Task brief → Reproduce every entry below word for word and in the same order.

Information shown →
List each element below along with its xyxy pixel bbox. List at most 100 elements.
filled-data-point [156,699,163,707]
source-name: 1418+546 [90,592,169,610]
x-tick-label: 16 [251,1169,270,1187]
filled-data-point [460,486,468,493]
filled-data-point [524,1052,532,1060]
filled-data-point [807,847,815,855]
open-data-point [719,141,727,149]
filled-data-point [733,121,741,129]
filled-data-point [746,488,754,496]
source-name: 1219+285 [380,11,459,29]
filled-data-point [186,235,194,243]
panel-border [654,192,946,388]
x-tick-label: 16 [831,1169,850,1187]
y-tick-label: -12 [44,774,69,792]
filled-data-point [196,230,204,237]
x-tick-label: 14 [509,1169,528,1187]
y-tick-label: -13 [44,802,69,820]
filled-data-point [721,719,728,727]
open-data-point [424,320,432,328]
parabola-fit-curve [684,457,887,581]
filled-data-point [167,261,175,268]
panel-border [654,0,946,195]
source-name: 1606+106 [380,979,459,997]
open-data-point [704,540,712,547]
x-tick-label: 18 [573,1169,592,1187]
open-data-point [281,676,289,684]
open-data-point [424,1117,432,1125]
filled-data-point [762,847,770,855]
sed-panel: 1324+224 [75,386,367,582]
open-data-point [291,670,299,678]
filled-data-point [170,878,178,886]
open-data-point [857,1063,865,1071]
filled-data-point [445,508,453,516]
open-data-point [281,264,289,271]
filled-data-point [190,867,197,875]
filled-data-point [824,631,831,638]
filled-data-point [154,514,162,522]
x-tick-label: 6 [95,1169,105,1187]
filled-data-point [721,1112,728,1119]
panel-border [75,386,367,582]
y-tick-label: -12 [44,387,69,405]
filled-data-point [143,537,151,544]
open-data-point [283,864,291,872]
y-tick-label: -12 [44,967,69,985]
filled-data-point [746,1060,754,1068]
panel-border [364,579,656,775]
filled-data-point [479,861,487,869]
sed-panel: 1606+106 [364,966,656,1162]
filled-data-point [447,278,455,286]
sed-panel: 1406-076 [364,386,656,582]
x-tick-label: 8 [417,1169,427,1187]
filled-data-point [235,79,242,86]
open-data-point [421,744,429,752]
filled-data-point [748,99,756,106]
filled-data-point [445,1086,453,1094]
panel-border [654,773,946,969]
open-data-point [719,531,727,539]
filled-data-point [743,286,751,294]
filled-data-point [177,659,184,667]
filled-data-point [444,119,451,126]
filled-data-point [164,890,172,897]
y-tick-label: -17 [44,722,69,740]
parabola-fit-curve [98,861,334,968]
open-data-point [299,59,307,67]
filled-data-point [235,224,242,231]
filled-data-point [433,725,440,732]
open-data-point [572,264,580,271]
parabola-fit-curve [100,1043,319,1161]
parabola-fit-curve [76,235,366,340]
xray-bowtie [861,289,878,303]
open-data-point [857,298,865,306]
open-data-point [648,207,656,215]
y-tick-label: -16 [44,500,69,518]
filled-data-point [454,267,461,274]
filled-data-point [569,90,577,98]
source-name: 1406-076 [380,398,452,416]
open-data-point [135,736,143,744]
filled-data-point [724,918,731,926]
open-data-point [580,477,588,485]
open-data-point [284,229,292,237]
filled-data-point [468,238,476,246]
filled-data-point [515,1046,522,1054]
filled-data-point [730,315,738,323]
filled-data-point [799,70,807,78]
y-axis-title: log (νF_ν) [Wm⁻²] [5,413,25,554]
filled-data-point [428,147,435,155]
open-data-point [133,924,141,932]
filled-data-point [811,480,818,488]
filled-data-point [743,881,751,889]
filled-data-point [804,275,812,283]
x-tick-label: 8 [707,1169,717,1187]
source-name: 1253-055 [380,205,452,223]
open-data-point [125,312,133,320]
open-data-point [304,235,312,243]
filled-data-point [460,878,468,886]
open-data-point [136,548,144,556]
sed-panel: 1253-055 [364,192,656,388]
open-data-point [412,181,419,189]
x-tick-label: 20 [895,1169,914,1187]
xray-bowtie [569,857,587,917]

Output for this exercise →
List each element below along with its xyxy pixel bbox. List at most 100 elements.
filled-data-point [156,699,163,707]
source-name: 1418+546 [90,592,169,610]
x-tick-label: 16 [251,1169,270,1187]
filled-data-point [460,486,468,493]
filled-data-point [524,1052,532,1060]
filled-data-point [807,847,815,855]
open-data-point [719,141,727,149]
filled-data-point [733,121,741,129]
filled-data-point [746,488,754,496]
source-name: 1219+285 [380,11,459,29]
filled-data-point [186,235,194,243]
panel-border [654,192,946,388]
x-tick-label: 16 [831,1169,850,1187]
y-tick-label: -12 [44,774,69,792]
filled-data-point [196,230,204,237]
x-tick-label: 14 [509,1169,528,1187]
y-tick-label: -13 [44,802,69,820]
filled-data-point [721,719,728,727]
open-data-point [424,320,432,328]
parabola-fit-curve [684,457,887,581]
filled-data-point [167,261,175,268]
panel-border [654,0,946,195]
source-name: 1606+106 [380,979,459,997]
open-data-point [704,540,712,547]
x-tick-label: 18 [573,1169,592,1187]
open-data-point [281,676,289,684]
open-data-point [424,1117,432,1125]
filled-data-point [762,847,770,855]
sed-panel: 1324+224 [75,386,367,582]
open-data-point [291,670,299,678]
filled-data-point [170,878,178,886]
open-data-point [857,1063,865,1071]
filled-data-point [445,508,453,516]
open-data-point [281,264,289,271]
filled-data-point [190,867,197,875]
filled-data-point [824,631,831,638]
filled-data-point [154,514,162,522]
x-tick-label: 6 [95,1169,105,1187]
filled-data-point [721,1112,728,1119]
panel-border [75,386,367,582]
y-tick-label: -12 [44,387,69,405]
filled-data-point [143,537,151,544]
open-data-point [283,864,291,872]
y-tick-label: -12 [44,967,69,985]
filled-data-point [746,1060,754,1068]
panel-border [364,579,656,775]
filled-data-point [479,861,487,869]
sed-panel: 1606+106 [364,966,656,1162]
filled-data-point [447,278,455,286]
sed-panel: 1406-076 [364,386,656,582]
x-tick-label: 8 [417,1169,427,1187]
filled-data-point [235,79,242,86]
open-data-point [421,744,429,752]
filled-data-point [748,99,756,106]
filled-data-point [445,1086,453,1094]
panel-border [654,773,946,969]
open-data-point [719,531,727,539]
filled-data-point [743,286,751,294]
filled-data-point [177,659,184,667]
filled-data-point [444,119,451,126]
filled-data-point [164,890,172,897]
y-tick-label: -17 [44,722,69,740]
parabola-fit-curve [98,861,334,968]
open-data-point [299,59,307,67]
filled-data-point [235,224,242,231]
filled-data-point [433,725,440,732]
open-data-point [572,264,580,271]
parabola-fit-curve [100,1043,319,1161]
parabola-fit-curve [76,235,366,340]
xray-bowtie [861,289,878,303]
open-data-point [857,298,865,306]
open-data-point [648,207,656,215]
y-tick-label: -16 [44,500,69,518]
filled-data-point [454,267,461,274]
filled-data-point [569,90,577,98]
source-name: 1406-076 [380,398,452,416]
open-data-point [135,736,143,744]
filled-data-point [724,918,731,926]
open-data-point [580,477,588,485]
open-data-point [284,229,292,237]
filled-data-point [468,238,476,246]
filled-data-point [515,1046,522,1054]
filled-data-point [730,315,738,323]
filled-data-point [799,70,807,78]
y-axis-title: log (νF_ν) [Wm⁻²] [5,413,25,554]
filled-data-point [428,147,435,155]
open-data-point [133,924,141,932]
filled-data-point [811,480,818,488]
filled-data-point [743,881,751,889]
filled-data-point [804,275,812,283]
x-tick-label: 8 [707,1169,717,1187]
source-name: 1253-055 [380,205,452,223]
open-data-point [125,312,133,320]
open-data-point [304,235,312,243]
filled-data-point [460,878,468,886]
open-data-point [136,548,144,556]
sed-panel: 1253-055 [364,192,656,388]
open-data-point [412,181,419,189]
x-tick-label: 20 [895,1169,914,1187]
xray-bowtie [569,857,587,917]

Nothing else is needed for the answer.